• The problem
Exactly how many lines have the word "handle"? Answer with the bare number.

....

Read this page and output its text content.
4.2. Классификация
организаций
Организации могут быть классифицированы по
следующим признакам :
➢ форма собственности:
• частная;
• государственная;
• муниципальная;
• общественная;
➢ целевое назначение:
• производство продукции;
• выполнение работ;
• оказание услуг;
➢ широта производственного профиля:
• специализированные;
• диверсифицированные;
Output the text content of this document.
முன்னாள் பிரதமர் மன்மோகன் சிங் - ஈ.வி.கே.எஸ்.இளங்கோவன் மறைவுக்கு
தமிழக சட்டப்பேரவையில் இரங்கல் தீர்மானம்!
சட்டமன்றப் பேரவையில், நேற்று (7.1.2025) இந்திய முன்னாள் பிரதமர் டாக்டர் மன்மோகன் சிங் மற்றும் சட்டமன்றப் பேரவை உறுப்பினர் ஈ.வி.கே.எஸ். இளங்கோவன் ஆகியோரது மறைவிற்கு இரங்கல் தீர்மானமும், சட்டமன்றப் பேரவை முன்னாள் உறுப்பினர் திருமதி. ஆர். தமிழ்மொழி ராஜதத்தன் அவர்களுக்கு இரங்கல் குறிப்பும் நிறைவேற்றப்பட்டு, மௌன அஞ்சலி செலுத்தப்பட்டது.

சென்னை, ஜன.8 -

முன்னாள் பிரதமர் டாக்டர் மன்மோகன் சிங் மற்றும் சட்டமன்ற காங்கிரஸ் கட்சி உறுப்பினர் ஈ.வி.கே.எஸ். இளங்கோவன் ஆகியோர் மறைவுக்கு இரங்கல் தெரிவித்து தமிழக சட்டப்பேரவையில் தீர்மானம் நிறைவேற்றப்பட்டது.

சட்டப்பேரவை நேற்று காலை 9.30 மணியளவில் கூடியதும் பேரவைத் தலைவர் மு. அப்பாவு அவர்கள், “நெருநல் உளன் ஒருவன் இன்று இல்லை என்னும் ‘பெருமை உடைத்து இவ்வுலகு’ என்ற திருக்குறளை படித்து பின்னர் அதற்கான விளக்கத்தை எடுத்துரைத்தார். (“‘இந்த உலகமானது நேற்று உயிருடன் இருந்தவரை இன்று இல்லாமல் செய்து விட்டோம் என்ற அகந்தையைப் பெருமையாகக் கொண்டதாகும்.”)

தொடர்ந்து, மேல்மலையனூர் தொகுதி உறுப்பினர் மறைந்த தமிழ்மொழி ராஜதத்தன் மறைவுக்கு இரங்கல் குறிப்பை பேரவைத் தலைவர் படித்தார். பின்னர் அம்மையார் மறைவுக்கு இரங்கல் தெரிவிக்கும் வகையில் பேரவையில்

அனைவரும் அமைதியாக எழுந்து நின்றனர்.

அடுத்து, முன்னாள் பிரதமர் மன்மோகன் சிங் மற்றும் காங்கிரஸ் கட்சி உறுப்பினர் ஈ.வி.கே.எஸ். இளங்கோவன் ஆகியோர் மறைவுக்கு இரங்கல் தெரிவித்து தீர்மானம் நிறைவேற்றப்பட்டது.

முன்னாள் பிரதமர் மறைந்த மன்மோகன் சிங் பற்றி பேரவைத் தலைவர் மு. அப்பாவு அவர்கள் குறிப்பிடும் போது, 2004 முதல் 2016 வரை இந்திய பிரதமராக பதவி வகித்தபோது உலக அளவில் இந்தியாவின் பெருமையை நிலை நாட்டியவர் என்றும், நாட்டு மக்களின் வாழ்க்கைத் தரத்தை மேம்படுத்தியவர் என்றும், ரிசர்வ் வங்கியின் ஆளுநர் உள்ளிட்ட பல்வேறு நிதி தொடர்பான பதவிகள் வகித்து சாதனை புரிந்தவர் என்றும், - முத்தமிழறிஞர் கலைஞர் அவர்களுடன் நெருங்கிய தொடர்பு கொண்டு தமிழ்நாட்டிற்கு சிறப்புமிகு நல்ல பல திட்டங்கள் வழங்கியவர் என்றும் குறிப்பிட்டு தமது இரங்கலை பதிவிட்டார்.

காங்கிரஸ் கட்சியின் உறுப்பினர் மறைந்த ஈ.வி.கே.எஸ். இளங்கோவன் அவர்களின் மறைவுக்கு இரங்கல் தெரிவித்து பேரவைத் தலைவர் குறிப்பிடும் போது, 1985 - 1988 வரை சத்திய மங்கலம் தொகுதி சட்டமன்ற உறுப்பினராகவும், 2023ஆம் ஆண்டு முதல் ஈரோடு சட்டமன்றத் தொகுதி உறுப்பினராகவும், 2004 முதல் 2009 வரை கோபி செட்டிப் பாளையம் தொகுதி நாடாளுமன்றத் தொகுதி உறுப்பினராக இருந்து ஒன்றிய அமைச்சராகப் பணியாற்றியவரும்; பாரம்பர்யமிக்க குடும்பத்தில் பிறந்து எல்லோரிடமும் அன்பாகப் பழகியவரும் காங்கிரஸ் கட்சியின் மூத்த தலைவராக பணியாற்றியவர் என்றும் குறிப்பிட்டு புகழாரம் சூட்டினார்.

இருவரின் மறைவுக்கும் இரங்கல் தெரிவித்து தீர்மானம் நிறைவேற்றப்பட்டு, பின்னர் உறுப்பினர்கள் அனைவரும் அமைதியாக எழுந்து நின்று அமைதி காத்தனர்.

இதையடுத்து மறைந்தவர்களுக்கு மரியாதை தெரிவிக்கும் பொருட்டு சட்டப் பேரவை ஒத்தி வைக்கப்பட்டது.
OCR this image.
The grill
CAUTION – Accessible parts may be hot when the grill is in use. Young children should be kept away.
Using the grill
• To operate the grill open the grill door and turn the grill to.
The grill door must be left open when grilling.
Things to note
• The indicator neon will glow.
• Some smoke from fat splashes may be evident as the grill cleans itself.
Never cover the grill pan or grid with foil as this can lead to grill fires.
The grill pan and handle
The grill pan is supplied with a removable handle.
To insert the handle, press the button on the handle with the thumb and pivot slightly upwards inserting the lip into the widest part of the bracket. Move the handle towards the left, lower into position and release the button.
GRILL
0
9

....

• Correct result
3